### [Instructions to follow]
Gather, from the listing beneath this task, every line holding the string "JSON".

### [Records for the task]
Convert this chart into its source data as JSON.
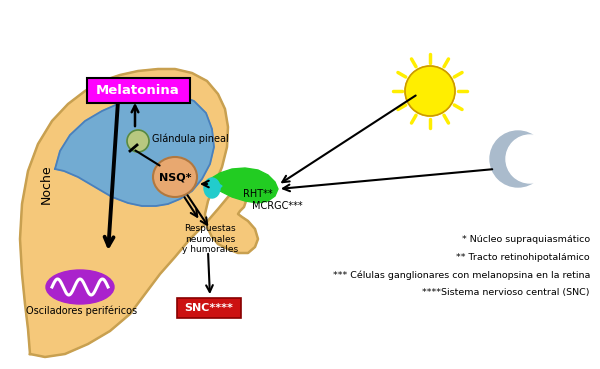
{
  "bg_color": "#FFFFFF",
  "head_color": "#F5C87A",
  "head_border": "#C8A050",
  "brain_color": "#6BAAD8",
  "brain_border": "#4A80BB",
  "melatonina_bg": "#FF00FF",
  "melatonina_text": "#FFFFFF",
  "nsq_color": "#E8A870",
  "nsq_border": "#B07840",
  "pineal_color": "#B8C880",
  "pineal_border": "#708858",
  "eye_green": "#22CC22",
  "eye_cyan": "#22CCCC",
  "oscillator_color": "#AA22CC",
  "snc_bg": "#CC1111",
  "snc_text": "#FFFFFF",
  "sun_color": "#FFEE00",
  "moon_color": "#AABBCC",
  "arrow_color": "#000000",
  "footnotes": [
    "* Núcleo supraquiasmático",
    "** Tracto retinohipotalámico",
    "*** Células ganglionares con melanopsina en la retina",
    "****Sistema nervioso central (SNC)"
  ]
}
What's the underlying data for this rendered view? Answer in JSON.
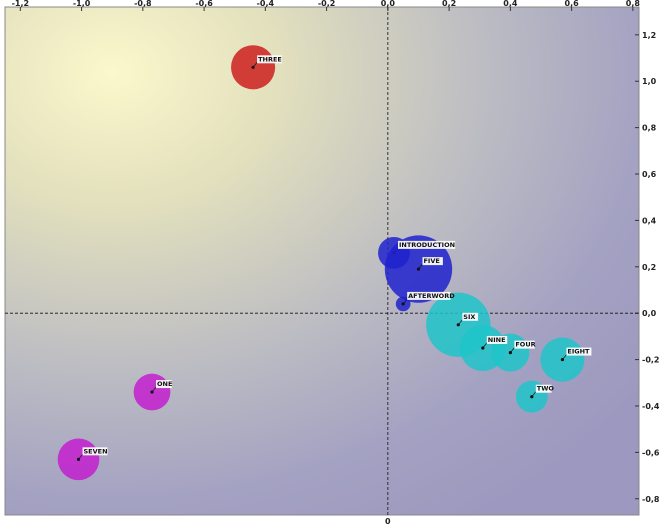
{
  "chart_data": {
    "type": "scatter",
    "title": "",
    "xlabel": "",
    "ylabel": "",
    "xlim": [
      -1.25,
      0.82
    ],
    "ylim": [
      -0.87,
      1.32
    ],
    "grid": false,
    "x_ticks": [
      "-1,2",
      "-1,0",
      "-0,8",
      "-0,6",
      "-0,4",
      "-0,2",
      "0,0",
      "0,2",
      "0,4",
      "0,6",
      "0,8"
    ],
    "x_tick_values": [
      -1.2,
      -1.0,
      -0.8,
      -0.6,
      -0.4,
      -0.2,
      0.0,
      0.2,
      0.4,
      0.6,
      0.8
    ],
    "y_ticks": [
      "1,2",
      "1,0",
      "0,8",
      "0,6",
      "0,4",
      "0,2",
      "0,0",
      "-0,2",
      "-0,4",
      "-0,6",
      "-0,8"
    ],
    "y_tick_values": [
      1.2,
      1.0,
      0.8,
      0.6,
      0.4,
      0.2,
      0.0,
      -0.2,
      -0.4,
      -0.6,
      -0.8
    ],
    "axis_zero_label": "0",
    "colors": {
      "red": "#cc1f1f",
      "blue": "#1f22cc",
      "cyan": "#1fc4c9",
      "magenta": "#c31fcf"
    },
    "points": [
      {
        "label": "THREE",
        "x": -0.44,
        "y": 1.06,
        "size": 0.072,
        "color": "red"
      },
      {
        "label": "INTRODUCTION",
        "x": 0.02,
        "y": 0.26,
        "size": 0.052,
        "color": "blue"
      },
      {
        "label": "FIVE",
        "x": 0.1,
        "y": 0.19,
        "size": 0.11,
        "color": "blue"
      },
      {
        "label": "AFTERWORD",
        "x": 0.05,
        "y": 0.04,
        "size": 0.024,
        "color": "blue"
      },
      {
        "label": "SIX",
        "x": 0.23,
        "y": -0.05,
        "size": 0.105,
        "color": "cyan"
      },
      {
        "label": "NINE",
        "x": 0.31,
        "y": -0.15,
        "size": 0.075,
        "color": "cyan"
      },
      {
        "label": "FOUR",
        "x": 0.4,
        "y": -0.17,
        "size": 0.062,
        "color": "cyan"
      },
      {
        "label": "EIGHT",
        "x": 0.57,
        "y": -0.2,
        "size": 0.072,
        "color": "cyan"
      },
      {
        "label": "TWO",
        "x": 0.47,
        "y": -0.36,
        "size": 0.052,
        "color": "cyan"
      },
      {
        "label": "ONE",
        "x": -0.77,
        "y": -0.34,
        "size": 0.06,
        "color": "magenta"
      },
      {
        "label": "SEVEN",
        "x": -1.01,
        "y": -0.63,
        "size": 0.068,
        "color": "magenta"
      }
    ]
  }
}
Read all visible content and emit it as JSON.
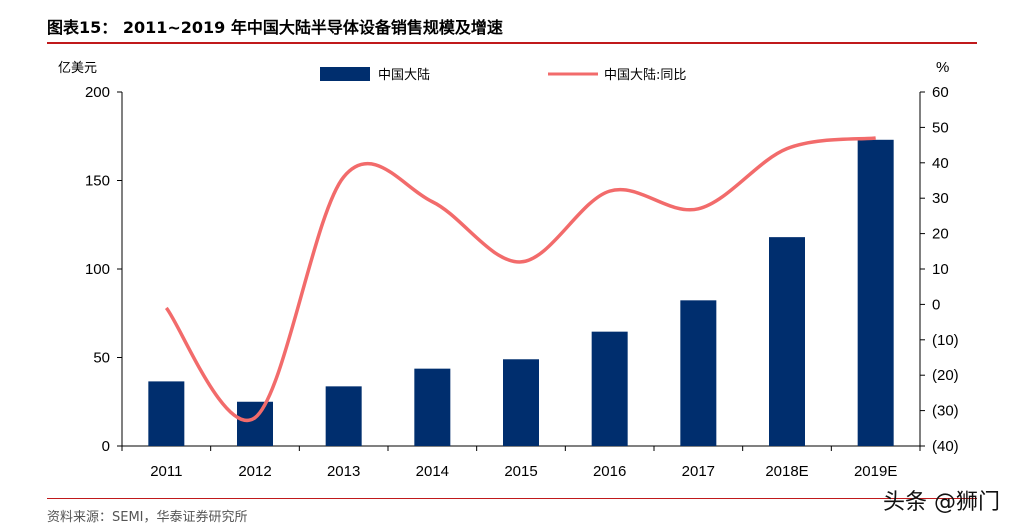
{
  "header": {
    "title": "图表15：  2011~2019 年中国大陆半导体设备销售规模及增速"
  },
  "footer": {
    "source": "资料来源：SEMI，华泰证券研究所"
  },
  "watermark": {
    "text": "头条 @狮门"
  },
  "colors": {
    "bar": "#002e6e",
    "line": "#f26b6b",
    "rule": "#c0191b",
    "axis": "#000000"
  },
  "chart_data": {
    "type": "bar",
    "title": "",
    "categories": [
      "2011",
      "2012",
      "2013",
      "2014",
      "2015",
      "2016",
      "2017",
      "2018E",
      "2019E"
    ],
    "series": [
      {
        "name": "中国大陆",
        "type": "bar",
        "axis": "left",
        "values": [
          36.5,
          25,
          33.7,
          43.7,
          49,
          64.6,
          82.3,
          118,
          173
        ]
      },
      {
        "name": "中国大陆:同比",
        "type": "line",
        "axis": "right",
        "values": [
          -1,
          -32,
          36,
          29,
          12,
          32,
          27,
          44,
          47
        ]
      }
    ],
    "ylabel": "亿美元",
    "y2label": "%",
    "ylim": [
      0,
      200
    ],
    "yticks": [
      0,
      50,
      100,
      150,
      200
    ],
    "ytick_labels": [
      "0",
      "50",
      "100",
      "150",
      "200"
    ],
    "y2lim": [
      -40,
      60
    ],
    "y2ticks": [
      -40,
      -30,
      -20,
      -10,
      0,
      10,
      20,
      30,
      40,
      50,
      60
    ],
    "y2tick_labels": [
      "(40)",
      "(30)",
      "(20)",
      "(10)",
      "0",
      "10",
      "20",
      "30",
      "40",
      "50",
      "60"
    ],
    "grid": false,
    "legend_position": "top-center"
  }
}
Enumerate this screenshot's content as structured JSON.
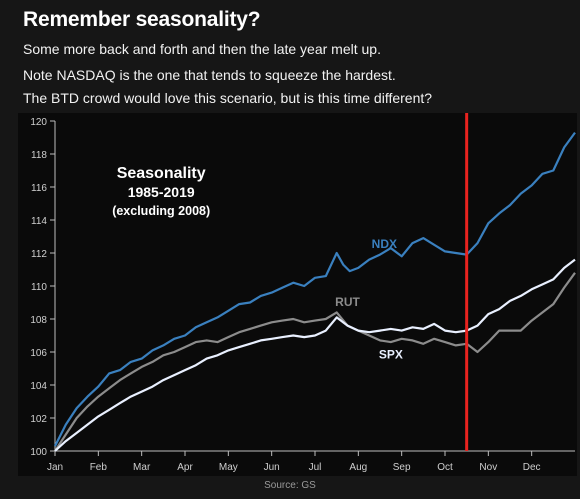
{
  "page": {
    "title": "Remember seasonality?",
    "lines": [
      "Some more back and forth and then the late year melt up.",
      "Note NASDAQ is the one that tends to squeeze the hardest.",
      "The BTD crowd would love this scenario, but is this time different?"
    ],
    "source": "Source: GS"
  },
  "chart_data": {
    "type": "line",
    "title": "Seasonality",
    "subtitle": "1985-2019",
    "note": "(excluding 2008)",
    "x_categories": [
      "Jan",
      "Feb",
      "Mar",
      "Apr",
      "May",
      "Jun",
      "Jul",
      "Aug",
      "Sep",
      "Oct",
      "Nov",
      "Dec"
    ],
    "xlim": [
      0,
      12
    ],
    "ylim": [
      100,
      120
    ],
    "y_ticks": [
      100,
      102,
      104,
      106,
      108,
      110,
      112,
      114,
      116,
      118,
      120
    ],
    "grid": false,
    "background": "#0a0a0a",
    "marker_line": {
      "x": 9.5,
      "color": "#e8231f"
    },
    "series": [
      {
        "name": "NDX",
        "color": "#3a80bf",
        "points": [
          [
            0,
            100.3
          ],
          [
            0.25,
            101.6
          ],
          [
            0.5,
            102.6
          ],
          [
            0.75,
            103.3
          ],
          [
            1,
            103.9
          ],
          [
            1.25,
            104.7
          ],
          [
            1.5,
            104.9
          ],
          [
            1.75,
            105.4
          ],
          [
            2,
            105.6
          ],
          [
            2.25,
            106.1
          ],
          [
            2.5,
            106.4
          ],
          [
            2.75,
            106.8
          ],
          [
            3,
            107.0
          ],
          [
            3.25,
            107.5
          ],
          [
            3.5,
            107.8
          ],
          [
            3.75,
            108.1
          ],
          [
            4,
            108.5
          ],
          [
            4.25,
            108.9
          ],
          [
            4.5,
            109.0
          ],
          [
            4.75,
            109.4
          ],
          [
            5,
            109.6
          ],
          [
            5.25,
            109.9
          ],
          [
            5.5,
            110.2
          ],
          [
            5.75,
            110.0
          ],
          [
            6,
            110.5
          ],
          [
            6.25,
            110.6
          ],
          [
            6.5,
            112.0
          ],
          [
            6.65,
            111.3
          ],
          [
            6.8,
            110.9
          ],
          [
            7,
            111.1
          ],
          [
            7.25,
            111.6
          ],
          [
            7.5,
            111.9
          ],
          [
            7.75,
            112.3
          ],
          [
            8,
            111.8
          ],
          [
            8.25,
            112.6
          ],
          [
            8.5,
            112.9
          ],
          [
            8.75,
            112.5
          ],
          [
            9,
            112.1
          ],
          [
            9.25,
            112.0
          ],
          [
            9.5,
            111.9
          ],
          [
            9.75,
            112.6
          ],
          [
            10,
            113.8
          ],
          [
            10.25,
            114.4
          ],
          [
            10.5,
            114.9
          ],
          [
            10.75,
            115.6
          ],
          [
            11,
            116.1
          ],
          [
            11.25,
            116.8
          ],
          [
            11.5,
            117.0
          ],
          [
            11.75,
            118.4
          ],
          [
            12,
            119.3
          ]
        ]
      },
      {
        "name": "RUT",
        "color": "#8c8c8c",
        "points": [
          [
            0,
            100.0
          ],
          [
            0.25,
            101.0
          ],
          [
            0.5,
            102.0
          ],
          [
            0.75,
            102.7
          ],
          [
            1,
            103.3
          ],
          [
            1.25,
            103.8
          ],
          [
            1.5,
            104.3
          ],
          [
            1.75,
            104.7
          ],
          [
            2,
            105.1
          ],
          [
            2.25,
            105.4
          ],
          [
            2.5,
            105.8
          ],
          [
            2.75,
            106.0
          ],
          [
            3,
            106.3
          ],
          [
            3.25,
            106.6
          ],
          [
            3.5,
            106.7
          ],
          [
            3.75,
            106.6
          ],
          [
            4,
            106.9
          ],
          [
            4.25,
            107.2
          ],
          [
            4.5,
            107.4
          ],
          [
            4.75,
            107.6
          ],
          [
            5,
            107.8
          ],
          [
            5.25,
            107.9
          ],
          [
            5.5,
            108.0
          ],
          [
            5.75,
            107.8
          ],
          [
            6,
            107.9
          ],
          [
            6.25,
            108.0
          ],
          [
            6.5,
            108.4
          ],
          [
            6.75,
            107.6
          ],
          [
            7,
            107.3
          ],
          [
            7.25,
            107.0
          ],
          [
            7.5,
            106.7
          ],
          [
            7.75,
            106.6
          ],
          [
            8,
            106.8
          ],
          [
            8.25,
            106.7
          ],
          [
            8.5,
            106.5
          ],
          [
            8.75,
            106.8
          ],
          [
            9,
            106.6
          ],
          [
            9.25,
            106.4
          ],
          [
            9.5,
            106.5
          ],
          [
            9.75,
            106.0
          ],
          [
            10,
            106.6
          ],
          [
            10.25,
            107.3
          ],
          [
            10.5,
            107.3
          ],
          [
            10.75,
            107.3
          ],
          [
            11,
            107.9
          ],
          [
            11.25,
            108.4
          ],
          [
            11.5,
            108.9
          ],
          [
            11.75,
            109.9
          ],
          [
            12,
            110.8
          ]
        ]
      },
      {
        "name": "SPX",
        "color": "#e9f0ff",
        "points": [
          [
            0,
            100.0
          ],
          [
            0.25,
            100.6
          ],
          [
            0.5,
            101.1
          ],
          [
            0.75,
            101.6
          ],
          [
            1,
            102.1
          ],
          [
            1.25,
            102.5
          ],
          [
            1.5,
            102.9
          ],
          [
            1.75,
            103.3
          ],
          [
            2,
            103.6
          ],
          [
            2.25,
            103.9
          ],
          [
            2.5,
            104.3
          ],
          [
            2.75,
            104.6
          ],
          [
            3,
            104.9
          ],
          [
            3.25,
            105.2
          ],
          [
            3.5,
            105.6
          ],
          [
            3.75,
            105.8
          ],
          [
            4,
            106.1
          ],
          [
            4.25,
            106.3
          ],
          [
            4.5,
            106.5
          ],
          [
            4.75,
            106.7
          ],
          [
            5,
            106.8
          ],
          [
            5.25,
            106.9
          ],
          [
            5.5,
            107.0
          ],
          [
            5.75,
            106.9
          ],
          [
            6,
            107.0
          ],
          [
            6.25,
            107.3
          ],
          [
            6.5,
            108.1
          ],
          [
            6.75,
            107.6
          ],
          [
            7,
            107.3
          ],
          [
            7.25,
            107.2
          ],
          [
            7.5,
            107.3
          ],
          [
            7.75,
            107.4
          ],
          [
            8,
            107.3
          ],
          [
            8.25,
            107.5
          ],
          [
            8.5,
            107.4
          ],
          [
            8.75,
            107.7
          ],
          [
            9,
            107.3
          ],
          [
            9.25,
            107.2
          ],
          [
            9.5,
            107.3
          ],
          [
            9.75,
            107.6
          ],
          [
            10,
            108.3
          ],
          [
            10.25,
            108.6
          ],
          [
            10.5,
            109.1
          ],
          [
            10.75,
            109.4
          ],
          [
            11,
            109.8
          ],
          [
            11.25,
            110.1
          ],
          [
            11.5,
            110.4
          ],
          [
            11.75,
            111.1
          ],
          [
            12,
            111.6
          ]
        ]
      }
    ],
    "labels": [
      {
        "text": "NDX",
        "x": 7.6,
        "y": 112.3,
        "color": "#3a80bf"
      },
      {
        "text": "RUT",
        "x": 6.75,
        "y": 108.8,
        "color": "#8c8c8c"
      },
      {
        "text": "SPX",
        "x": 7.75,
        "y": 105.6,
        "color": "#e9f0ff"
      }
    ]
  }
}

### [The solution]
Convert this chart into its source data as JSON.
What's the underlying data for this rendered view? Answer in JSON.
Read all visible content and emit it as JSON.
Enumerate this screenshot's content as structured JSON.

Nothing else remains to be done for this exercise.